## Request
Will you transcribe all the entries word for word, skipping the pictures they hold?

## Task material
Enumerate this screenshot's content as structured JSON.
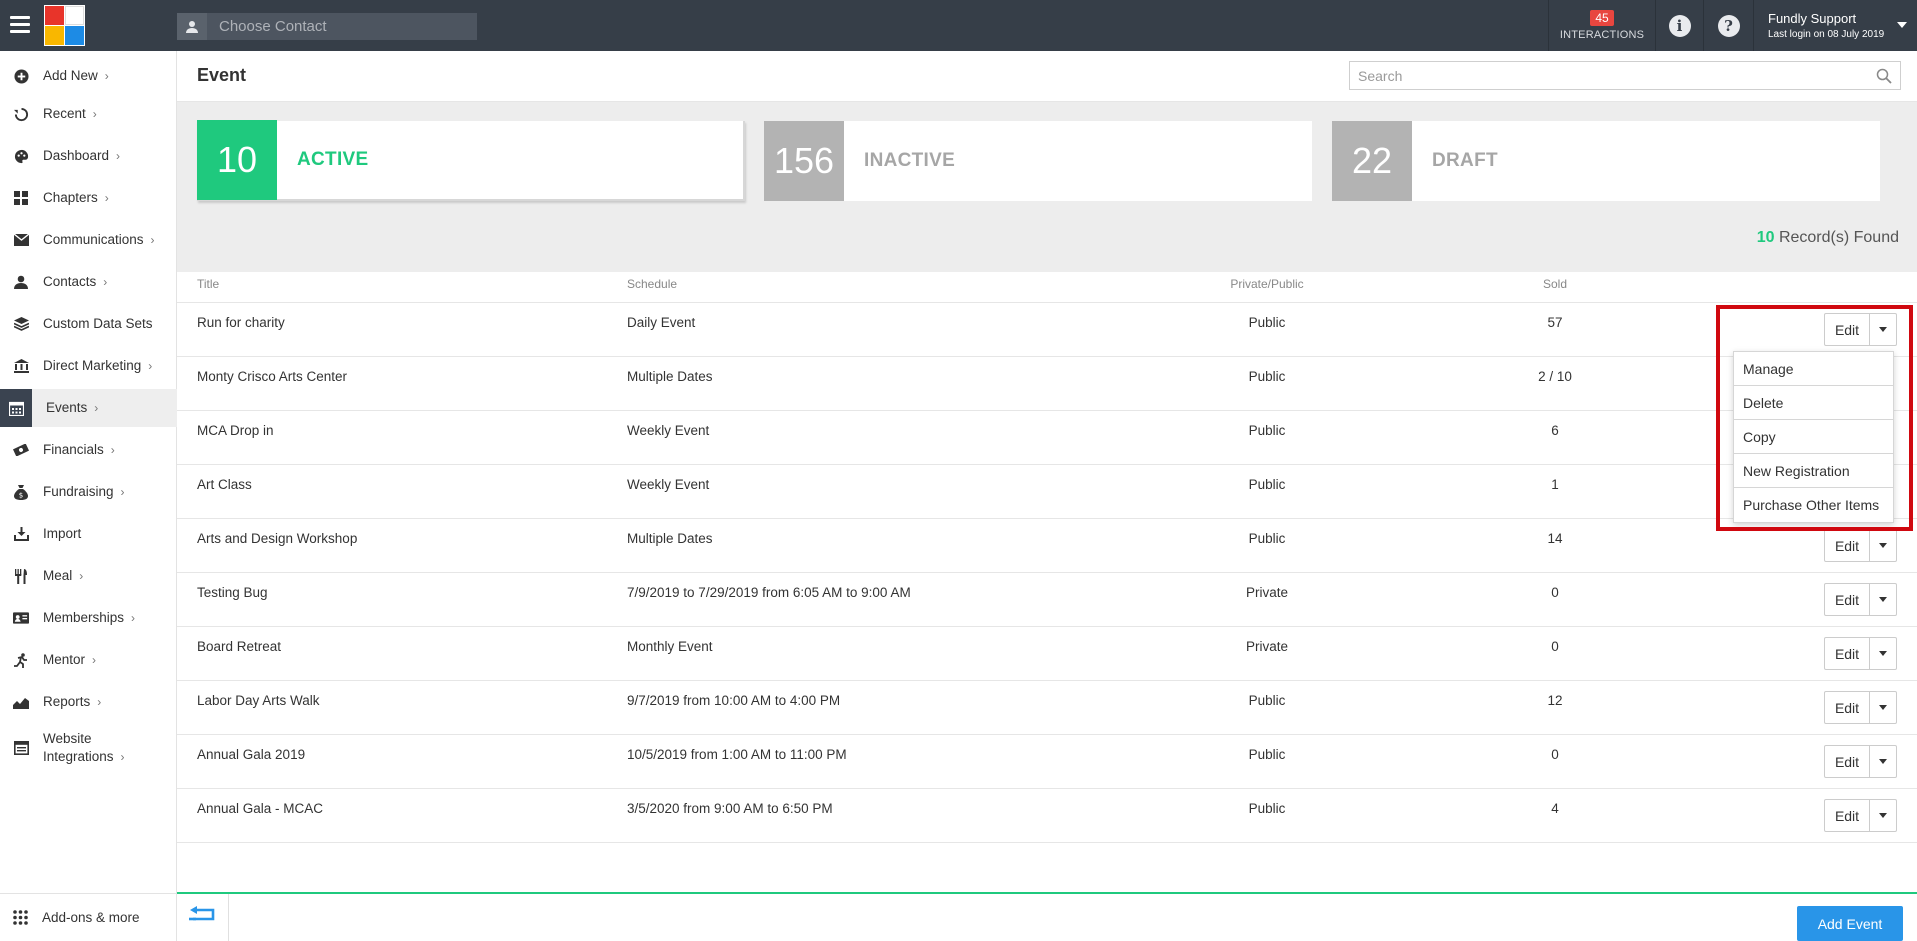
{
  "topbar": {
    "contact_placeholder": "Choose Contact",
    "interactions_count": "45",
    "interactions_label": "INTERACTIONS",
    "user_name": "Fundly Support",
    "last_login": "Last login on 08 July 2019"
  },
  "sidebar": {
    "items": [
      {
        "label": "Add New",
        "icon": "plus-circle-icon",
        "chevron": "›"
      },
      {
        "label": "Recent",
        "icon": "history-icon",
        "chevron": "›"
      },
      {
        "label": "Dashboard",
        "icon": "palette-icon",
        "chevron": "›"
      },
      {
        "label": "Chapters",
        "icon": "grid-icon",
        "chevron": "›"
      },
      {
        "label": "Communications",
        "icon": "envelope-icon",
        "chevron": "›"
      },
      {
        "label": "Contacts",
        "icon": "person-icon",
        "chevron": "›"
      },
      {
        "label": "Custom Data Sets",
        "icon": "layers-icon",
        "chevron": ""
      },
      {
        "label": "Direct Marketing",
        "icon": "bank-icon",
        "chevron": "›"
      },
      {
        "label": "Events",
        "icon": "calendar-icon",
        "chevron": "›"
      },
      {
        "label": "Financials",
        "icon": "money-icon",
        "chevron": "›"
      },
      {
        "label": "Fundraising",
        "icon": "moneybag-icon",
        "chevron": "›"
      },
      {
        "label": "Import",
        "icon": "download-icon",
        "chevron": ""
      },
      {
        "label": "Meal",
        "icon": "cutlery-icon",
        "chevron": "›"
      },
      {
        "label": "Memberships",
        "icon": "id-card-icon",
        "chevron": "›"
      },
      {
        "label": "Mentor",
        "icon": "running-icon",
        "chevron": "›"
      },
      {
        "label": "Reports",
        "icon": "area-chart-icon",
        "chevron": "›"
      },
      {
        "label": "Website",
        "label2": "Integrations",
        "icon": "browser-icon",
        "chevron": "›"
      }
    ],
    "bottom_label": "Add-ons & more"
  },
  "page": {
    "title": "Event",
    "search_placeholder": "Search"
  },
  "status": {
    "active": {
      "count": "10",
      "label": "ACTIVE",
      "color": "#1fc97e"
    },
    "inactive": {
      "count": "156",
      "label": "INACTIVE",
      "color": "#b3b3b3"
    },
    "draft": {
      "count": "22",
      "label": "DRAFT",
      "color": "#b3b3b3"
    }
  },
  "records": {
    "count": "10",
    "suffix": "Record(s) Found"
  },
  "table": {
    "headers": {
      "title": "Title",
      "schedule": "Schedule",
      "privacy": "Private/Public",
      "sold": "Sold"
    },
    "rows": [
      {
        "title": "Run for charity",
        "schedule": "Daily Event",
        "privacy": "Public",
        "sold": "57"
      },
      {
        "title": "Monty Crisco Arts Center",
        "schedule": "Multiple Dates",
        "privacy": "Public",
        "sold": "2 / 10"
      },
      {
        "title": "MCA Drop in",
        "schedule": "Weekly Event",
        "privacy": "Public",
        "sold": "6"
      },
      {
        "title": "Art Class",
        "schedule": "Weekly Event",
        "privacy": "Public",
        "sold": "1"
      },
      {
        "title": "Arts and Design Workshop",
        "schedule": "Multiple Dates",
        "privacy": "Public",
        "sold": "14"
      },
      {
        "title": "Testing Bug",
        "schedule": "7/9/2019 to 7/29/2019 from 6:05 AM to 9:00 AM",
        "privacy": "Private",
        "sold": "0"
      },
      {
        "title": "Board Retreat",
        "schedule": "Monthly Event",
        "privacy": "Private",
        "sold": "0"
      },
      {
        "title": "Labor Day Arts Walk",
        "schedule": "9/7/2019 from 10:00 AM to 4:00 PM",
        "privacy": "Public",
        "sold": "12"
      },
      {
        "title": "Annual Gala 2019",
        "schedule": "10/5/2019 from 1:00 AM to 11:00 PM",
        "privacy": "Public",
        "sold": "0"
      },
      {
        "title": "Annual Gala - MCAC",
        "schedule": "3/5/2020 from 9:00 AM to 6:50 PM",
        "privacy": "Public",
        "sold": "4"
      }
    ],
    "edit_label": "Edit"
  },
  "dropdown": {
    "items": [
      "Manage",
      "Delete",
      "Copy",
      "New Registration",
      "Purchase Other Items"
    ]
  },
  "footer": {
    "add_event_label": "Add Event"
  }
}
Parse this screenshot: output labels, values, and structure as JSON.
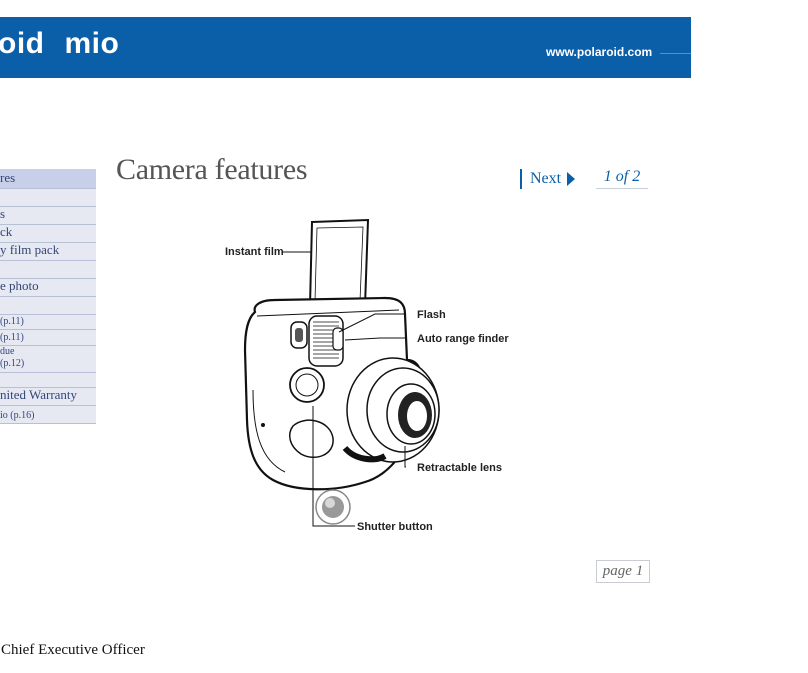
{
  "header": {
    "brand_partial": "oid",
    "brand_product": "mio",
    "website": "www.polaroid.com"
  },
  "sidebar": {
    "items": [
      {
        "label": "res",
        "style": "active"
      },
      {
        "label": "",
        "style": "big"
      },
      {
        "label": "s",
        "style": "big"
      },
      {
        "label": "ck",
        "style": "big"
      },
      {
        "label": "y film pack",
        "style": "big"
      },
      {
        "label": "",
        "style": "big"
      },
      {
        "label": "e photo",
        "style": "big"
      },
      {
        "label": "",
        "style": "big"
      },
      {
        "label": "(p.11)",
        "style": "small"
      },
      {
        "label": "(p.11)",
        "style": "small"
      },
      {
        "label": "due\n(p.12)",
        "style": "small"
      },
      {
        "label": "",
        "style": "small"
      },
      {
        "label": "nited Warranty",
        "style": "big"
      },
      {
        "label": "io (p.16)",
        "style": "small"
      }
    ]
  },
  "main": {
    "title": "Camera features",
    "next_label": "Next",
    "pager": "1 of 2",
    "page_label": "page 1"
  },
  "diagram": {
    "callouts": {
      "instant_film": "Instant film",
      "flash": "Flash",
      "auto_range_finder": "Auto range finder",
      "retractable_lens": "Retractable lens",
      "shutter_button": "Shutter button"
    }
  },
  "footer": {
    "text": "Chief Executive Officer"
  },
  "colors": {
    "brand_blue": "#0b5fa8",
    "sidebar_bg": "#e6e9f1",
    "sidebar_active": "#c7cfe9"
  }
}
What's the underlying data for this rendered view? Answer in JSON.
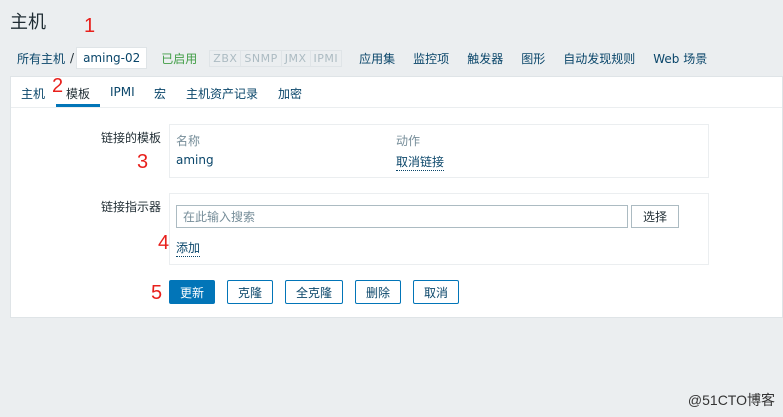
{
  "header": {
    "title": "主机"
  },
  "breadcrumb": {
    "all_hosts": "所有主机",
    "separator": "/",
    "current_host": "aming-02",
    "status": "已启用",
    "availability": [
      "ZBX",
      "SNMP",
      "JMX",
      "IPMI"
    ],
    "nav": [
      "应用集",
      "监控项",
      "触发器",
      "图形",
      "自动发现规则",
      "Web 场景"
    ]
  },
  "tabs": [
    {
      "label": "主机"
    },
    {
      "label": "模板"
    },
    {
      "label": "IPMI"
    },
    {
      "label": "宏"
    },
    {
      "label": "主机资产记录"
    },
    {
      "label": "加密"
    }
  ],
  "linked_templates": {
    "label": "链接的模板",
    "col_name": "名称",
    "col_action": "动作",
    "rows": [
      {
        "name": "aming",
        "action": "取消链接"
      }
    ]
  },
  "link_indicators": {
    "label": "链接指示器",
    "search_placeholder": "在此输入搜索",
    "select_label": "选择",
    "add_label": "添加"
  },
  "buttons": {
    "update": "更新",
    "clone": "克隆",
    "full_clone": "全克隆",
    "delete": "删除",
    "cancel": "取消"
  },
  "annotations": [
    "1",
    "2",
    "3",
    "4",
    "5"
  ],
  "watermark": "@51CTO博客",
  "colors": {
    "accent": "#0275b8",
    "link": "#0a466a",
    "enabled": "#429e47",
    "annotation": "#e8201c"
  }
}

## Written reply
Enumerate this screenshot's content as structured JSON.
{
  "topbar": {
    "contact_placeholder": "Choose Contact",
    "interactions_count": "45",
    "interactions_label": "INTERACTIONS",
    "user_name": "Fundly Support",
    "last_login": "Last login on 08 July 2019"
  },
  "sidebar": {
    "items": [
      {
        "label": "Add New",
        "icon": "plus-circle-icon",
        "chevron": "›"
      },
      {
        "label": "Recent",
        "icon": "history-icon",
        "chevron": "›"
      },
      {
        "label": "Dashboard",
        "icon": "palette-icon",
        "chevron": "›"
      },
      {
        "label": "Chapters",
        "icon": "grid-icon",
        "chevron": "›"
      },
      {
        "label": "Communications",
        "icon": "envelope-icon",
        "chevron": "›"
      },
      {
        "label": "Contacts",
        "icon": "person-icon",
        "chevron": "›"
      },
      {
        "label": "Custom Data Sets",
        "icon": "layers-icon",
        "chevron": ""
      },
      {
        "label": "Direct Marketing",
        "icon": "bank-icon",
        "chevron": "›"
      },
      {
        "label": "Events",
        "icon": "calendar-icon",
        "chevron": "›"
      },
      {
        "label": "Financials",
        "icon": "money-icon",
        "chevron": "›"
      },
      {
        "label": "Fundraising",
        "icon": "moneybag-icon",
        "chevron": "›"
      },
      {
        "label": "Import",
        "icon": "download-icon",
        "chevron": ""
      },
      {
        "label": "Meal",
        "icon": "cutlery-icon",
        "chevron": "›"
      },
      {
        "label": "Memberships",
        "icon": "id-card-icon",
        "chevron": "›"
      },
      {
        "label": "Mentor",
        "icon": "running-icon",
        "chevron": "›"
      },
      {
        "label": "Reports",
        "icon": "area-chart-icon",
        "chevron": "›"
      },
      {
        "label": "Website",
        "label2": "Integrations",
        "icon": "browser-icon",
        "chevron": "›"
      }
    ],
    "bottom_label": "Add-ons & more"
  },
  "page": {
    "title": "Event",
    "search_placeholder": "Search"
  },
  "status": {
    "active": {
      "count": "10",
      "label": "ACTIVE",
      "color": "#1fc97e"
    },
    "inactive": {
      "count": "156",
      "label": "INACTIVE",
      "color": "#b3b3b3"
    },
    "draft": {
      "count": "22",
      "label": "DRAFT",
      "color": "#b3b3b3"
    }
  },
  "records": {
    "count": "10",
    "suffix": "Record(s) Found"
  },
  "table": {
    "headers": {
      "title": "Title",
      "schedule": "Schedule",
      "privacy": "Private/Public",
      "sold": "Sold"
    },
    "rows": [
      {
        "title": "Run for charity",
        "schedule": "Daily Event",
        "privacy": "Public",
        "sold": "57"
      },
      {
        "title": "Monty Crisco Arts Center",
        "schedule": "Multiple Dates",
        "privacy": "Public",
        "sold": "2 / 10"
      },
      {
        "title": "MCA Drop in",
        "schedule": "Weekly Event",
        "privacy": "Public",
        "sold": "6"
      },
      {
        "title": "Art Class",
        "schedule": "Weekly Event",
        "privacy": "Public",
        "sold": "1"
      },
      {
        "title": "Arts and Design Workshop",
        "schedule": "Multiple Dates",
        "privacy": "Public",
        "sold": "14"
      },
      {
        "title": "Testing Bug",
        "schedule": "7/9/2019 to 7/29/2019 from 6:05 AM to 9:00 AM",
        "privacy": "Private",
        "sold": "0"
      },
      {
        "title": "Board Retreat",
        "schedule": "Monthly Event",
        "privacy": "Private",
        "sold": "0"
      },
      {
        "title": "Labor Day Arts Walk",
        "schedule": "9/7/2019 from 10:00 AM to 4:00 PM",
        "privacy": "Public",
        "sold": "12"
      },
      {
        "title": "Annual Gala 2019",
        "schedule": "10/5/2019 from 1:00 AM to 11:00 PM",
        "privacy": "Public",
        "sold": "0"
      },
      {
        "title": "Annual Gala - MCAC",
        "schedule": "3/5/2020 from 9:00 AM to 6:50 PM",
        "privacy": "Public",
        "sold": "4"
      }
    ],
    "edit_label": "Edit"
  },
  "dropdown": {
    "items": [
      "Manage",
      "Delete",
      "Copy",
      "New Registration",
      "Purchase Other Items"
    ]
  },
  "footer": {
    "add_event_label": "Add Event"
  }
}
Parse this screenshot: output labels, values, and structure as JSON.
{
  "header": {
    "brand_partial": "oid",
    "brand_product": "mio",
    "website": "www.polaroid.com"
  },
  "sidebar": {
    "items": [
      {
        "label": "res",
        "style": "active"
      },
      {
        "label": "",
        "style": "big"
      },
      {
        "label": "s",
        "style": "big"
      },
      {
        "label": "ck",
        "style": "big"
      },
      {
        "label": "y film pack",
        "style": "big"
      },
      {
        "label": "",
        "style": "big"
      },
      {
        "label": "e photo",
        "style": "big"
      },
      {
        "label": "",
        "style": "big"
      },
      {
        "label": "(p.11)",
        "style": "small"
      },
      {
        "label": "(p.11)",
        "style": "small"
      },
      {
        "label": "due\n(p.12)",
        "style": "small"
      },
      {
        "label": "",
        "style": "small"
      },
      {
        "label": "nited Warranty",
        "style": "big"
      },
      {
        "label": "io (p.16)",
        "style": "small"
      }
    ]
  },
  "main": {
    "title": "Camera features",
    "next_label": "Next",
    "pager": "1 of 2",
    "page_label": "page 1"
  },
  "diagram": {
    "callouts": {
      "instant_film": "Instant film",
      "flash": "Flash",
      "auto_range_finder": "Auto range finder",
      "retractable_lens": "Retractable lens",
      "shutter_button": "Shutter button"
    }
  },
  "footer": {
    "text": "Chief Executive Officer"
  },
  "colors": {
    "brand_blue": "#0b5fa8",
    "sidebar_bg": "#e6e9f1",
    "sidebar_active": "#c7cfe9"
  }
}
What's the underlying data for this rendered view? Answer in JSON.
{
  "header": {
    "title": "主机"
  },
  "breadcrumb": {
    "all_hosts": "所有主机",
    "separator": "/",
    "current_host": "aming-02",
    "status": "已启用",
    "availability": [
      "ZBX",
      "SNMP",
      "JMX",
      "IPMI"
    ],
    "nav": [
      "应用集",
      "监控项",
      "触发器",
      "图形",
      "自动发现规则",
      "Web 场景"
    ]
  },
  "tabs": [
    {
      "label": "主机"
    },
    {
      "label": "模板"
    },
    {
      "label": "IPMI"
    },
    {
      "label": "宏"
    },
    {
      "label": "主机资产记录"
    },
    {
      "label": "加密"
    }
  ],
  "linked_templates": {
    "label": "链接的模板",
    "col_name": "名称",
    "col_action": "动作",
    "rows": [
      {
        "name": "aming",
        "action": "取消链接"
      }
    ]
  },
  "link_indicators": {
    "label": "链接指示器",
    "search_placeholder": "在此输入搜索",
    "select_label": "选择",
    "add_label": "添加"
  },
  "buttons": {
    "update": "更新",
    "clone": "克隆",
    "full_clone": "全克隆",
    "delete": "删除",
    "cancel": "取消"
  },
  "annotations": [
    "1",
    "2",
    "3",
    "4",
    "5"
  ],
  "watermark": "@51CTO博客",
  "colors": {
    "accent": "#0275b8",
    "link": "#0a466a",
    "enabled": "#429e47",
    "annotation": "#e8201c"
  }
}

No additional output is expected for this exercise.